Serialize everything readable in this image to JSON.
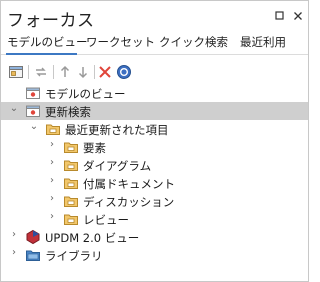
{
  "window": {
    "title": "フォーカス"
  },
  "tabs": [
    "モデルのビュー",
    "ワークセット",
    "クイック検索",
    "最近利用"
  ],
  "active_tab": 0,
  "colors": {
    "accent": "#3c78c3",
    "selected_row": "#cfcfcf",
    "folder": "#e9b85a",
    "delete": "#e0453a"
  },
  "toolbar": [
    "properties-icon",
    "sync-icon",
    "move-up-icon",
    "move-down-icon",
    "delete-icon",
    "help-icon"
  ],
  "tree": [
    {
      "label": "モデルのビュー",
      "level": 0,
      "expander": "none",
      "icon": "view-icon"
    },
    {
      "label": "更新検索",
      "level": 0,
      "expander": "open",
      "icon": "search-view-icon",
      "selected": true
    },
    {
      "label": "最近更新された項目",
      "level": 1,
      "expander": "open",
      "icon": "folder-icon"
    },
    {
      "label": "要素",
      "level": 2,
      "expander": "closed",
      "icon": "folder-icon"
    },
    {
      "label": "ダイアグラム",
      "level": 2,
      "expander": "closed",
      "icon": "folder-icon"
    },
    {
      "label": "付属ドキュメント",
      "level": 2,
      "expander": "closed",
      "icon": "folder-icon"
    },
    {
      "label": "ディスカッション",
      "level": 2,
      "expander": "closed",
      "icon": "folder-icon"
    },
    {
      "label": "レビュー",
      "level": 2,
      "expander": "closed",
      "icon": "folder-icon"
    },
    {
      "label": "UPDM 2.0 ビュー",
      "level": 0,
      "expander": "closed",
      "icon": "updm-icon"
    },
    {
      "label": "ライブラリ",
      "level": 0,
      "expander": "closed",
      "icon": "library-icon"
    }
  ]
}
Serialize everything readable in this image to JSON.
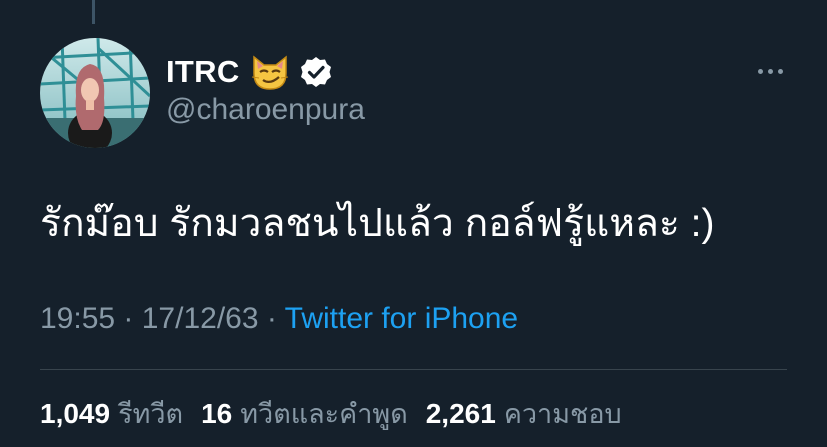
{
  "tweet": {
    "author": {
      "display_name": "ITRC",
      "emoji_icon": "smirking-cat-face-icon",
      "verified_icon": "verified-badge-icon",
      "handle": "@charoenpura"
    },
    "text": "รักม๊อบ รักมวลชนไปแล้ว กอล์ฟรู้แหละ :)",
    "time": "19:55",
    "separator": "·",
    "date": "17/12/63",
    "source": "Twitter for iPhone",
    "stats": [
      {
        "count": "1,049",
        "label": "รีทวีต"
      },
      {
        "count": "16",
        "label": "ทวีตและคำพูด"
      },
      {
        "count": "2,261",
        "label": "ความชอบ"
      }
    ]
  },
  "colors": {
    "background": "#15202b",
    "primary_text": "#ffffff",
    "secondary_text": "#8899a6",
    "link": "#1da1f2",
    "divider": "#38444d"
  }
}
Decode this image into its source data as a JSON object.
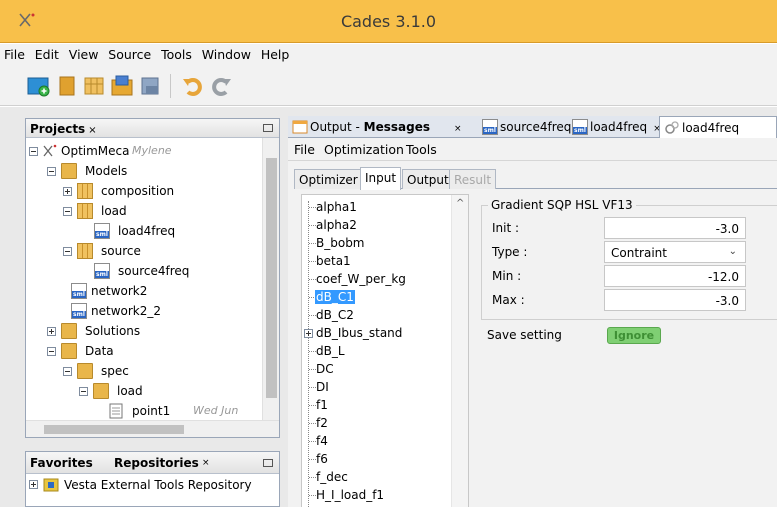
{
  "window": {
    "title": "Cades 3.1.0"
  },
  "menubar": [
    "File",
    "Edit",
    "View",
    "Source",
    "Tools",
    "Window",
    "Help"
  ],
  "projects_panel": {
    "title": "Projects",
    "close_glyph": "×",
    "tree": [
      {
        "label": "OptimMeca",
        "extra": "Mylene"
      },
      {
        "label": "Models"
      },
      {
        "label": "composition"
      },
      {
        "label": "load"
      },
      {
        "label": "load4freq"
      },
      {
        "label": "source"
      },
      {
        "label": "source4freq"
      },
      {
        "label": "network2"
      },
      {
        "label": "network2_2"
      },
      {
        "label": "Solutions"
      },
      {
        "label": "Data"
      },
      {
        "label": "spec"
      },
      {
        "label": "load"
      },
      {
        "label": "point1",
        "extra": "Wed Jun"
      }
    ]
  },
  "favorites_panel": {
    "tabs": [
      "Favorites",
      "Repositories"
    ],
    "items": [
      "Vesta External Tools Repository"
    ]
  },
  "editor_tabs": [
    {
      "prefix": "Output - ",
      "bold": "Messages"
    },
    {
      "label": "source4freq"
    },
    {
      "label": "load4freq"
    },
    {
      "label": "load4freq"
    }
  ],
  "submenu": [
    "File",
    "Optimization",
    "Tools"
  ],
  "optimizer_tabs": [
    {
      "label": "Optimizer"
    },
    {
      "label": "Input"
    },
    {
      "label": "Output"
    },
    {
      "label": "Result"
    }
  ],
  "variables": [
    "alpha1",
    "alpha2",
    "B_bobm",
    "beta1",
    "coef_W_per_kg",
    "dB_C1",
    "dB_C2",
    "dB_Ibus_stand",
    "dB_L",
    "DC",
    "DI",
    "f1",
    "f2",
    "f4",
    "f6",
    "f_dec",
    "H_I_load_f1"
  ],
  "selected_variable": "dB_C1",
  "settings": {
    "group_title": "Gradient SQP HSL VF13",
    "init_label": "Init :",
    "init_value": "-3.0",
    "type_label": "Type :",
    "type_value": "Contraint",
    "min_label": "Min :",
    "min_value": "-12.0",
    "max_label": "Max :",
    "max_value": "-3.0",
    "save_label": "Save setting",
    "save_button": "Ignore"
  },
  "colors": {
    "titlebar": "#f8c04a",
    "selection": "#3399ff",
    "ignore_button": "#7fcf73"
  }
}
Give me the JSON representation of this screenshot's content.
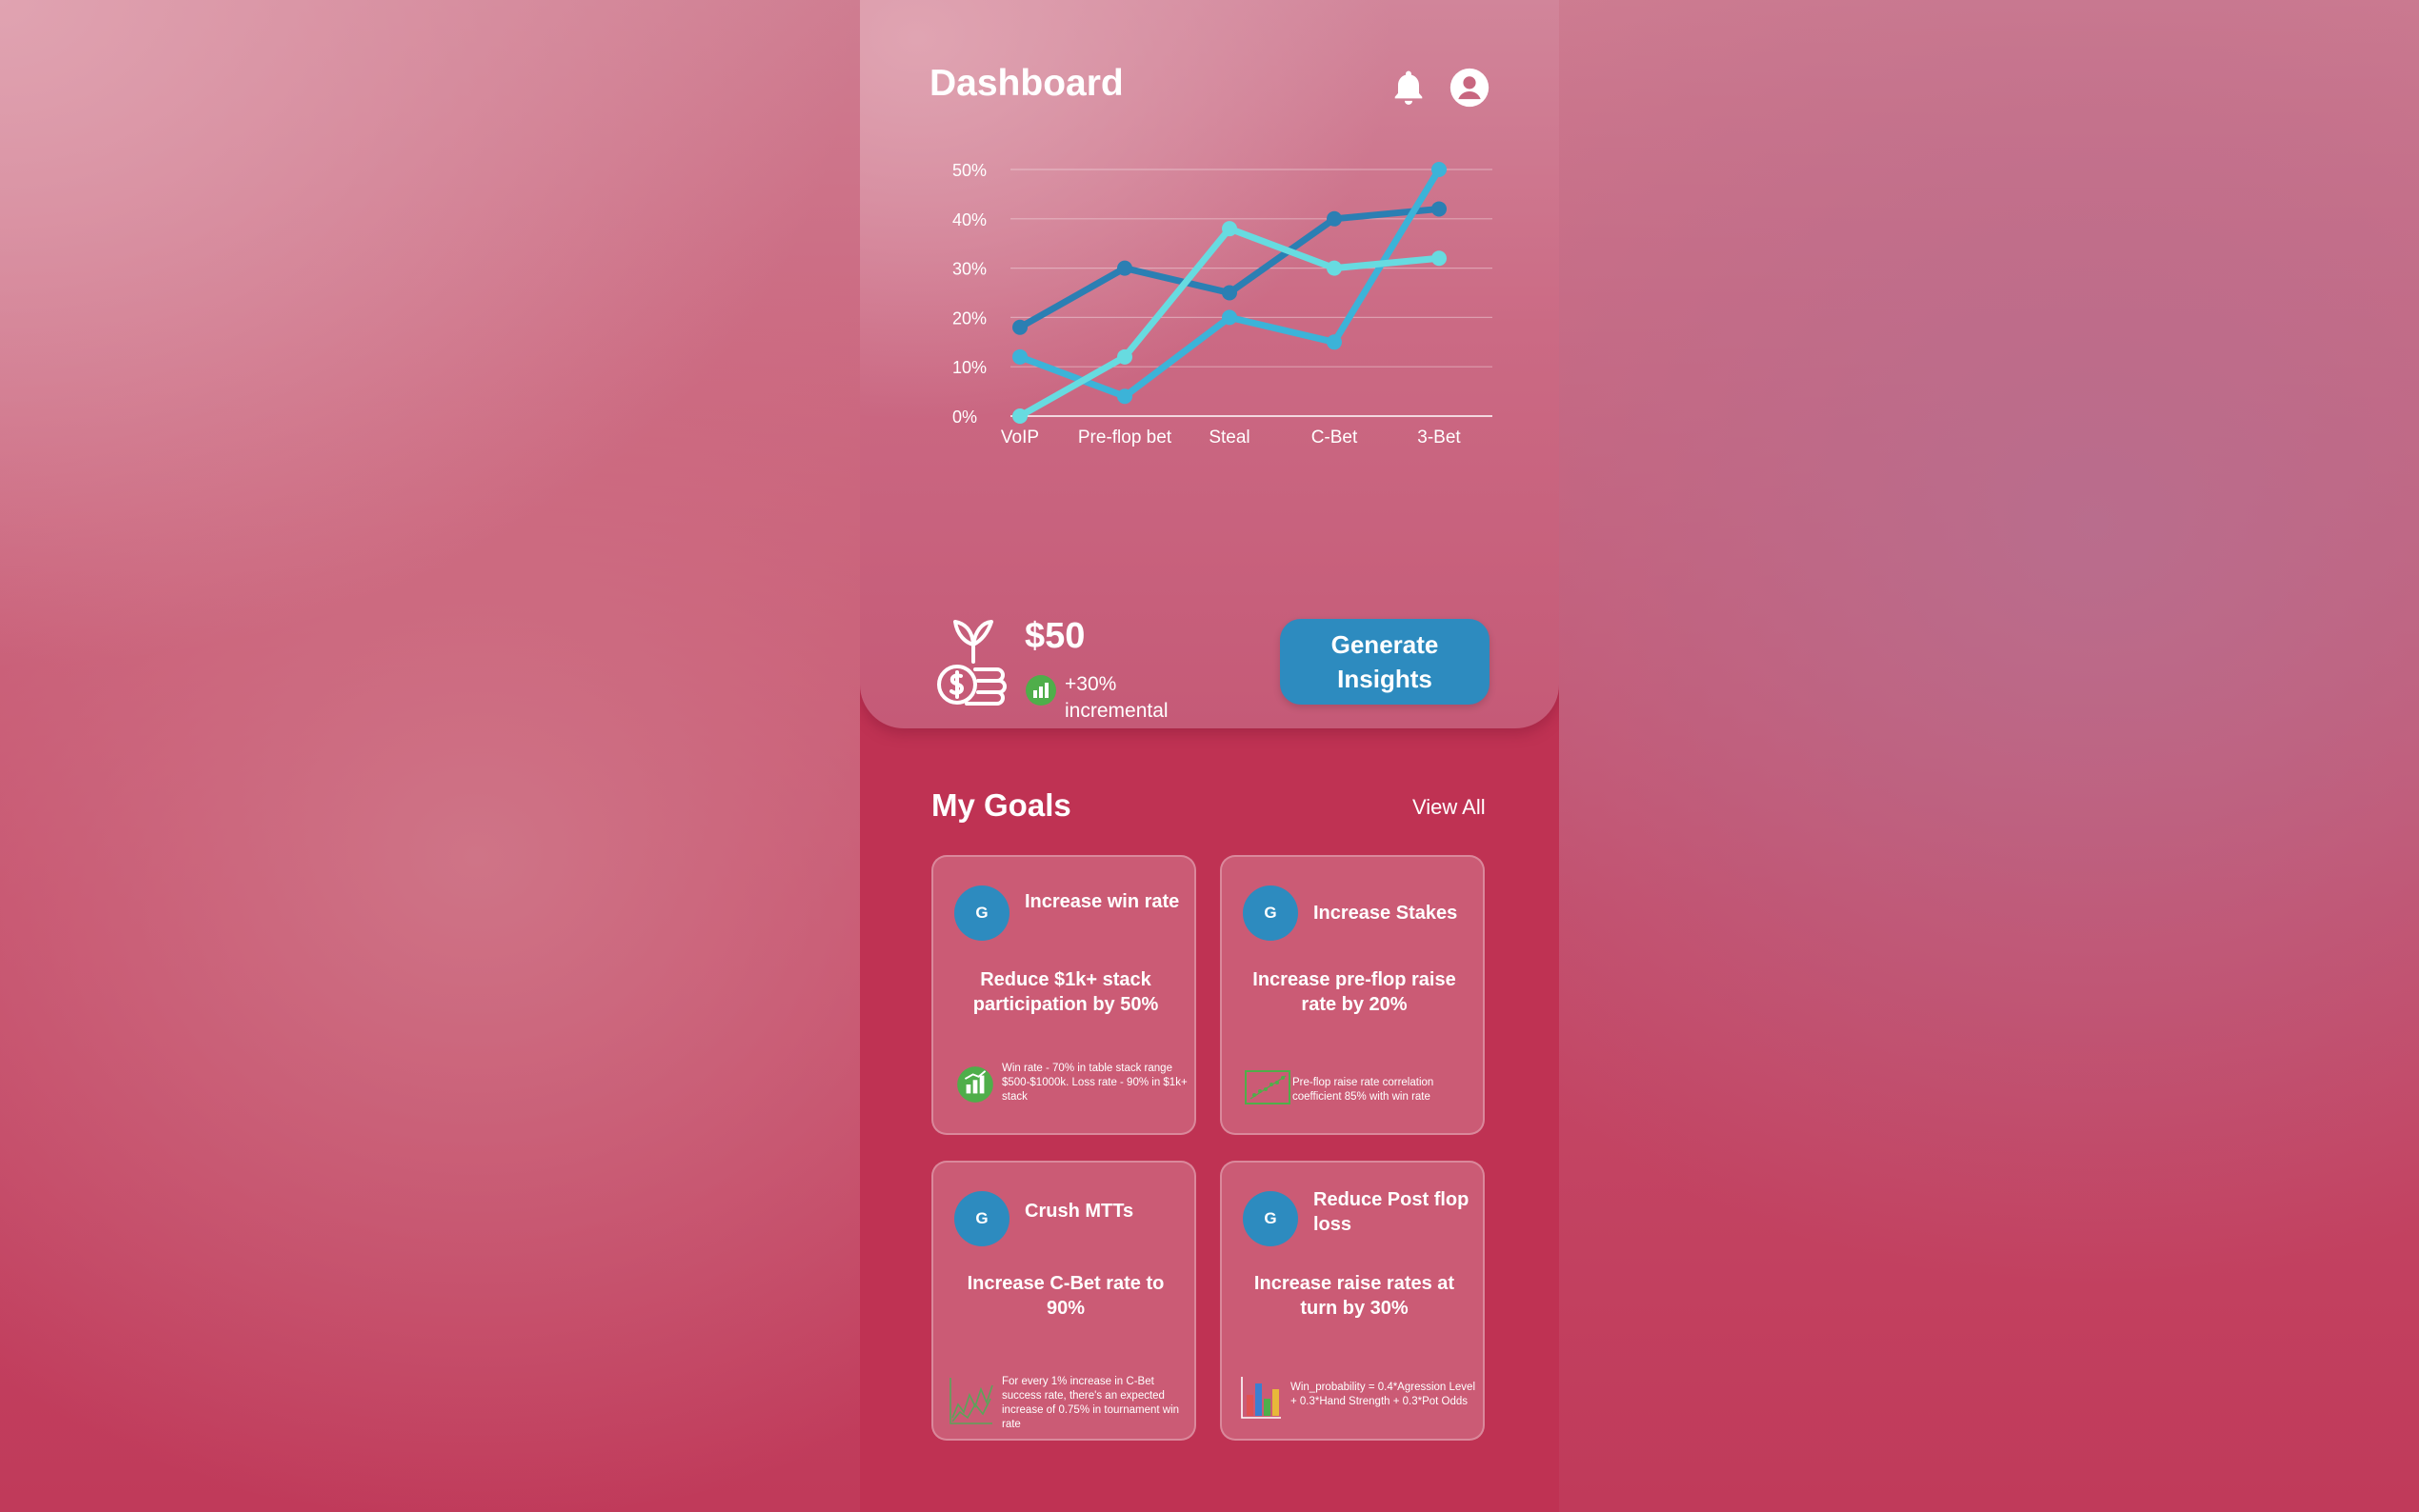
{
  "header": {
    "title": "Dashboard",
    "notifications_icon": "bell-icon",
    "profile_icon": "user-circle-icon"
  },
  "chart_data": {
    "type": "line",
    "categories": [
      "VoIP",
      "Pre-flop bet",
      "Steal",
      "C-Bet",
      "3-Bet"
    ],
    "y_ticks": [
      "0%",
      "10%",
      "20%",
      "30%",
      "40%",
      "50%"
    ],
    "ylim": [
      0,
      50
    ],
    "grid": true,
    "series": [
      {
        "color": "#2b7fb3",
        "values": [
          18,
          30,
          25,
          40,
          42
        ]
      },
      {
        "color": "#3cb3d8",
        "values": [
          12,
          4,
          20,
          15,
          50
        ]
      },
      {
        "color": "#67dbe0",
        "values": [
          0,
          12,
          38,
          30,
          32
        ]
      }
    ]
  },
  "earnings": {
    "amount": "$50",
    "change": "+30%",
    "change_label": "incremental",
    "icon": "money-plant-icon",
    "trend_icon": "bar-chart-up-icon"
  },
  "generate_button": {
    "label": "Generate Insights"
  },
  "goals": {
    "title": "My Goals",
    "view_all": "View All",
    "accent": "#2d8bbf",
    "items": [
      {
        "badge": "G",
        "name": "Increase win rate",
        "target": "Reduce $1k+ stack participation by 50%",
        "icon": "bar-chart-up-icon",
        "note": "Win rate - 70% in table stack range $500-$1000k. Loss rate - 90% in $1k+ stack"
      },
      {
        "badge": "G",
        "name": "Increase Stakes",
        "target": "Increase pre-flop raise rate by 20%",
        "icon": "scatter-plot-icon",
        "note": "Pre-flop raise rate correlation coefficient 85% with win rate"
      },
      {
        "badge": "G",
        "name": "Crush MTTs",
        "target": "Increase C-Bet rate to 90%",
        "icon": "line-chart-icon",
        "note": "For every 1% increase in C-Bet success rate, there's an expected increase of 0.75% in tournament win rate"
      },
      {
        "badge": "G",
        "name": "Reduce Post flop loss",
        "target": "Increase raise rates at turn by 30%",
        "icon": "3d-bar-chart-icon",
        "note": "Win_probability = 0.4*Agression Level + 0.3*Hand Strength + 0.3*Pot Odds"
      }
    ]
  }
}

### GIVEN INSTRUCTION
Every record gets retyped exactly; no picture goes into the copy.

### OUTPUT
Serialize everything readable in this image to JSON.
{
  "window": {
    "title": "フォーカス"
  },
  "tabs": [
    "モデルのビュー",
    "ワークセット",
    "クイック検索",
    "最近利用"
  ],
  "active_tab": 0,
  "colors": {
    "accent": "#3c78c3",
    "selected_row": "#cfcfcf",
    "folder": "#e9b85a",
    "delete": "#e0453a"
  },
  "toolbar": [
    "properties-icon",
    "sync-icon",
    "move-up-icon",
    "move-down-icon",
    "delete-icon",
    "help-icon"
  ],
  "tree": [
    {
      "label": "モデルのビュー",
      "level": 0,
      "expander": "none",
      "icon": "view-icon"
    },
    {
      "label": "更新検索",
      "level": 0,
      "expander": "open",
      "icon": "search-view-icon",
      "selected": true
    },
    {
      "label": "最近更新された項目",
      "level": 1,
      "expander": "open",
      "icon": "folder-icon"
    },
    {
      "label": "要素",
      "level": 2,
      "expander": "closed",
      "icon": "folder-icon"
    },
    {
      "label": "ダイアグラム",
      "level": 2,
      "expander": "closed",
      "icon": "folder-icon"
    },
    {
      "label": "付属ドキュメント",
      "level": 2,
      "expander": "closed",
      "icon": "folder-icon"
    },
    {
      "label": "ディスカッション",
      "level": 2,
      "expander": "closed",
      "icon": "folder-icon"
    },
    {
      "label": "レビュー",
      "level": 2,
      "expander": "closed",
      "icon": "folder-icon"
    },
    {
      "label": "UPDM 2.0 ビュー",
      "level": 0,
      "expander": "closed",
      "icon": "updm-icon"
    },
    {
      "label": "ライブラリ",
      "level": 0,
      "expander": "closed",
      "icon": "library-icon"
    }
  ]
}
Serialize everything readable in this image to JSON.
{
  "tweet": {
    "author": {
      "display_name": "ITRC",
      "emoji_icon": "smirking-cat-face-icon",
      "verified_icon": "verified-badge-icon",
      "handle": "@charoenpura"
    },
    "text": "รักม๊อบ รักมวลชนไปแล้ว กอล์ฟรู้แหละ :)",
    "time": "19:55",
    "separator": "·",
    "date": "17/12/63",
    "source": "Twitter for iPhone",
    "stats": [
      {
        "count": "1,049",
        "label": "รีทวีต"
      },
      {
        "count": "16",
        "label": "ทวีตและคำพูด"
      },
      {
        "count": "2,261",
        "label": "ความชอบ"
      }
    ]
  },
  "colors": {
    "background": "#15202b",
    "primary_text": "#ffffff",
    "secondary_text": "#8899a6",
    "link": "#1da1f2",
    "divider": "#38444d"
  }
}
Decode this image into its source data as a JSON object.
{
  "window": {
    "title": "Cades 3.1.0"
  },
  "menubar": [
    "File",
    "Edit",
    "View",
    "Source",
    "Tools",
    "Window",
    "Help"
  ],
  "projects_panel": {
    "title": "Projects",
    "close_glyph": "×",
    "tree": [
      {
        "label": "OptimMeca",
        "extra": "Mylene"
      },
      {
        "label": "Models"
      },
      {
        "label": "composition"
      },
      {
        "label": "load"
      },
      {
        "label": "load4freq"
      },
      {
        "label": "source"
      },
      {
        "label": "source4freq"
      },
      {
        "label": "network2"
      },
      {
        "label": "network2_2"
      },
      {
        "label": "Solutions"
      },
      {
        "label": "Data"
      },
      {
        "label": "spec"
      },
      {
        "label": "load"
      },
      {
        "label": "point1",
        "extra": "Wed Jun"
      }
    ]
  },
  "favorites_panel": {
    "tabs": [
      "Favorites",
      "Repositories"
    ],
    "items": [
      "Vesta External Tools Repository"
    ]
  },
  "editor_tabs": [
    {
      "prefix": "Output - ",
      "bold": "Messages"
    },
    {
      "label": "source4freq"
    },
    {
      "label": "load4freq"
    },
    {
      "label": "load4freq"
    }
  ],
  "submenu": [
    "File",
    "Optimization",
    "Tools"
  ],
  "optimizer_tabs": [
    {
      "label": "Optimizer"
    },
    {
      "label": "Input"
    },
    {
      "label": "Output"
    },
    {
      "label": "Result"
    }
  ],
  "variables": [
    "alpha1",
    "alpha2",
    "B_bobm",
    "beta1",
    "coef_W_per_kg",
    "dB_C1",
    "dB_C2",
    "dB_Ibus_stand",
    "dB_L",
    "DC",
    "DI",
    "f1",
    "f2",
    "f4",
    "f6",
    "f_dec",
    "H_I_load_f1"
  ],
  "selected_variable": "dB_C1",
  "settings": {
    "group_title": "Gradient SQP HSL VF13",
    "init_label": "Init :",
    "init_value": "-3.0",
    "type_label": "Type :",
    "type_value": "Contraint",
    "min_label": "Min :",
    "min_value": "-12.0",
    "max_label": "Max :",
    "max_value": "-3.0",
    "save_label": "Save setting",
    "save_button": "Ignore"
  },
  "colors": {
    "titlebar": "#f8c04a",
    "selection": "#3399ff",
    "ignore_button": "#7fcf73"
  }
}
Give me the JSON representation of this screenshot's content.
{
  "header": {
    "title": "Dashboard",
    "notifications_icon": "bell-icon",
    "profile_icon": "user-circle-icon"
  },
  "chart_data": {
    "type": "line",
    "categories": [
      "VoIP",
      "Pre-flop bet",
      "Steal",
      "C-Bet",
      "3-Bet"
    ],
    "y_ticks": [
      "0%",
      "10%",
      "20%",
      "30%",
      "40%",
      "50%"
    ],
    "ylim": [
      0,
      50
    ],
    "grid": true,
    "series": [
      {
        "color": "#2b7fb3",
        "values": [
          18,
          30,
          25,
          40,
          42
        ]
      },
      {
        "color": "#3cb3d8",
        "values": [
          12,
          4,
          20,
          15,
          50
        ]
      },
      {
        "color": "#67dbe0",
        "values": [
          0,
          12,
          38,
          30,
          32
        ]
      }
    ]
  },
  "earnings": {
    "amount": "$50",
    "change": "+30%",
    "change_label": "incremental",
    "icon": "money-plant-icon",
    "trend_icon": "bar-chart-up-icon"
  },
  "generate_button": {
    "label": "Generate Insights"
  },
  "goals": {
    "title": "My Goals",
    "view_all": "View All",
    "accent": "#2d8bbf",
    "items": [
      {
        "badge": "G",
        "name": "Increase win rate",
        "target": "Reduce $1k+ stack participation by 50%",
        "icon": "bar-chart-up-icon",
        "note": "Win rate - 70% in table stack range $500-$1000k. Loss rate - 90% in $1k+ stack"
      },
      {
        "badge": "G",
        "name": "Increase Stakes",
        "target": "Increase pre-flop raise rate by 20%",
        "icon": "scatter-plot-icon",
        "note": "Pre-flop raise rate correlation coefficient 85% with win rate"
      },
      {
        "badge": "G",
        "name": "Crush MTTs",
        "target": "Increase C-Bet rate to 90%",
        "icon": "line-chart-icon",
        "note": "For every 1% increase in C-Bet success rate, there's an expected increase of 0.75% in tournament win rate"
      },
      {
        "badge": "G",
        "name": "Reduce Post flop loss",
        "target": "Increase raise rates at turn by 30%",
        "icon": "3d-bar-chart-icon",
        "note": "Win_probability = 0.4*Agression Level + 0.3*Hand Strength + 0.3*Pot Odds"
      }
    ]
  }
}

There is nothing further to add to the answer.